• Information provided

## begin

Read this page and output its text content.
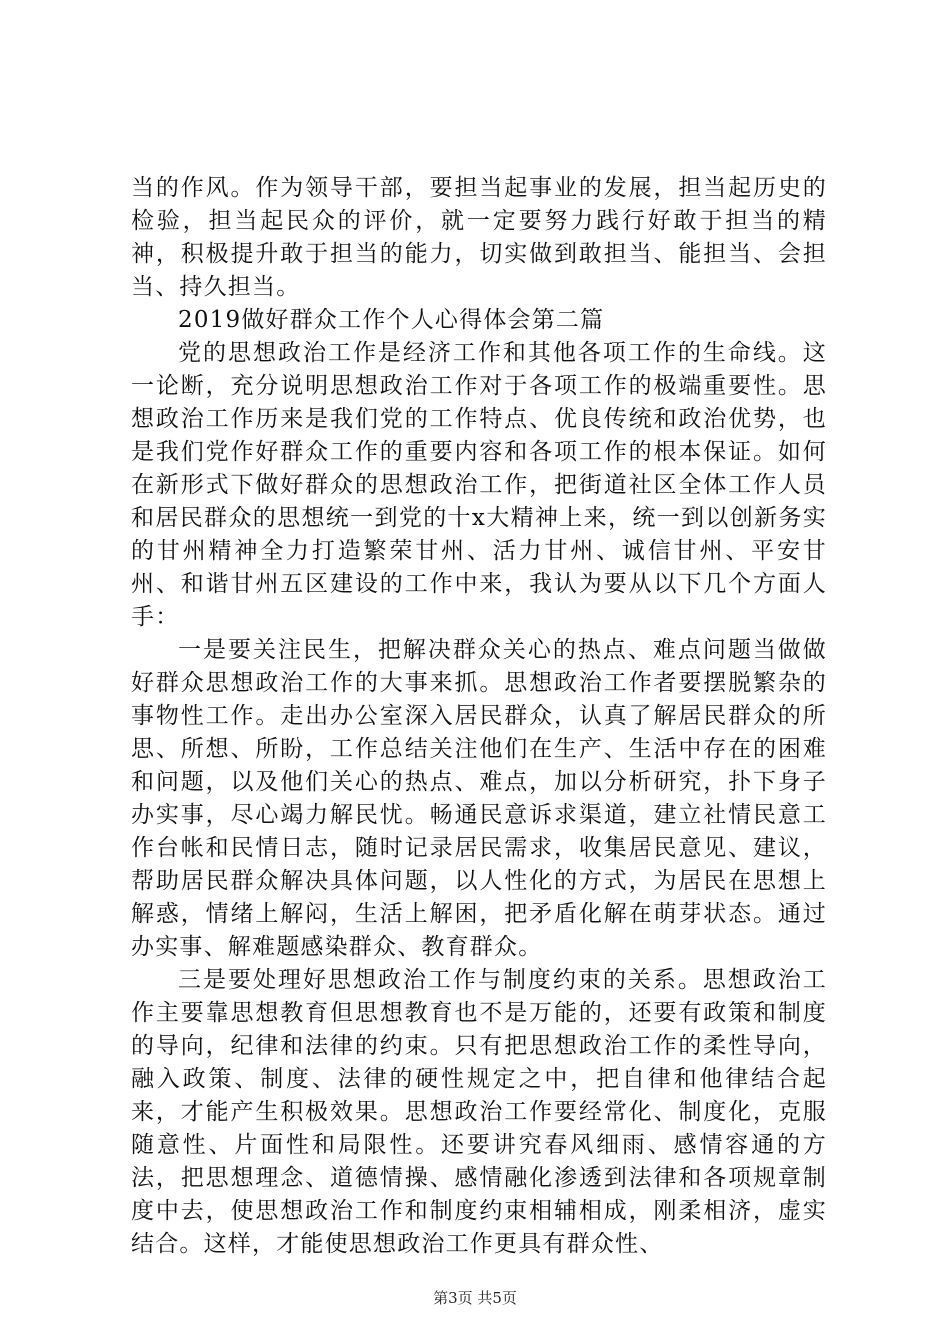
当的作风。作为领导干部，要担当起事业的发展，担当起历史的检验，担当起民众的评价，就一定要努力践行好敢于担当的精神，积极提升敢于担当的能力，切实做到敢担当、能担当、会担当、持久担当。

2019做好群众工作个人心得体会第二篇

党的思想政治工作是经济工作和其他各项工作的生命线。这一论断，充分说明思想政治工作对于各项工作的极端重要性。思想政治工作历来是我们党的工作特点、优良传统和政治优势，也是我们党作好群众工作的重要内容和各项工作的根本保证。如何在新形式下做好群众的思想政治工作，把街道社区全体工作人员和居民群众的思想统一到党的十x大精神上来，统一到以创新务实的甘州精神全力打造繁荣甘州、活力甘州、诚信甘州、平安甘州、和谐甘州五区建设的工作中来，我认为要从以下几个方面人手：

一是要关注民生，把解决群众关心的热点、难点问题当做做好群众思想政治工作的大事来抓。思想政治工作者要摆脱繁杂的事物性工作。走出办公室深入居民群众，认真了解居民群众的所思、所想、所盼，工作总结关注他们在生产、生活中存在的困难和问题，以及他们关心的热点、难点，加以分析研究，扑下身子办实事，尽心竭力解民忧。畅通民意诉求渠道，建立社情民意工作台帐和民情日志，随时记录居民需求，收集居民意见、建议，帮助居民群众解决具体问题，以人性化的方式，为居民在思想上解惑，情绪上解闷，生活上解困，把矛盾化解在萌芽状态。通过办实事、解难题感染群众、教育群众。

三是要处理好思想政治工作与制度约束的关系。思想政治工作主要靠思想教育但思想教育也不是万能的，还要有政策和制度的导向，纪律和法律的约束。只有把思想政治工作的柔性导向，融入政策、制度、法律的硬性规定之中，把自律和他律结合起来，才能产生积极效果。思想政治工作要经常化、制度化，克服随意性、片面性和局限性。还要讲究春风细雨、感情容通的方法，把思想理念、道德情操、感情融化渗透到法律和各项规章制度中去，使思想政治工作和制度约束相辅相成，刚柔相济，虚实结合。这样，才能使思想政治工作更具有群众性、

第3页 共5页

## end

• What to do
Transcribe all the lines above exactly, apart from the pictures.

• Solution for this exercise
Read this page and output its text content.
当的作风。作为领导干部，要担当起事业的发展，担当起历史的检验，担当起民众的评价，就一定要努力践行好敢于担当的精神，积极提升敢于担当的能力，切实做到敢担当、能担当、会担当、持久担当。

2019做好群众工作个人心得体会第二篇

党的思想政治工作是经济工作和其他各项工作的生命线。这一论断，充分说明思想政治工作对于各项工作的极端重要性。思想政治工作历来是我们党的工作特点、优良传统和政治优势，也是我们党作好群众工作的重要内容和各项工作的根本保证。如何在新形式下做好群众的思想政治工作，把街道社区全体工作人员和居民群众的思想统一到党的十x大精神上来，统一到以创新务实的甘州精神全力打造繁荣甘州、活力甘州、诚信甘州、平安甘州、和谐甘州五区建设的工作中来，我认为要从以下几个方面人手：

一是要关注民生，把解决群众关心的热点、难点问题当做做好群众思想政治工作的大事来抓。思想政治工作者要摆脱繁杂的事物性工作。走出办公室深入居民群众，认真了解居民群众的所思、所想、所盼，工作总结关注他们在生产、生活中存在的困难和问题，以及他们关心的热点、难点，加以分析研究，扑下身子办实事，尽心竭力解民忧。畅通民意诉求渠道，建立社情民意工作台帐和民情日志，随时记录居民需求，收集居民意见、建议，帮助居民群众解决具体问题，以人性化的方式，为居民在思想上解惑，情绪上解闷，生活上解困，把矛盾化解在萌芽状态。通过办实事、解难题感染群众、教育群众。

三是要处理好思想政治工作与制度约束的关系。思想政治工作主要靠思想教育但思想教育也不是万能的，还要有政策和制度的导向，纪律和法律的约束。只有把思想政治工作的柔性导向，融入政策、制度、法律的硬性规定之中，把自律和他律结合起来，才能产生积极效果。思想政治工作要经常化、制度化，克服随意性、片面性和局限性。还要讲究春风细雨、感情容通的方法，把思想理念、道德情操、感情融化渗透到法律和各项规章制度中去，使思想政治工作和制度约束相辅相成，刚柔相济，虚实结合。这样，才能使思想政治工作更具有群众性、

第3页 共5页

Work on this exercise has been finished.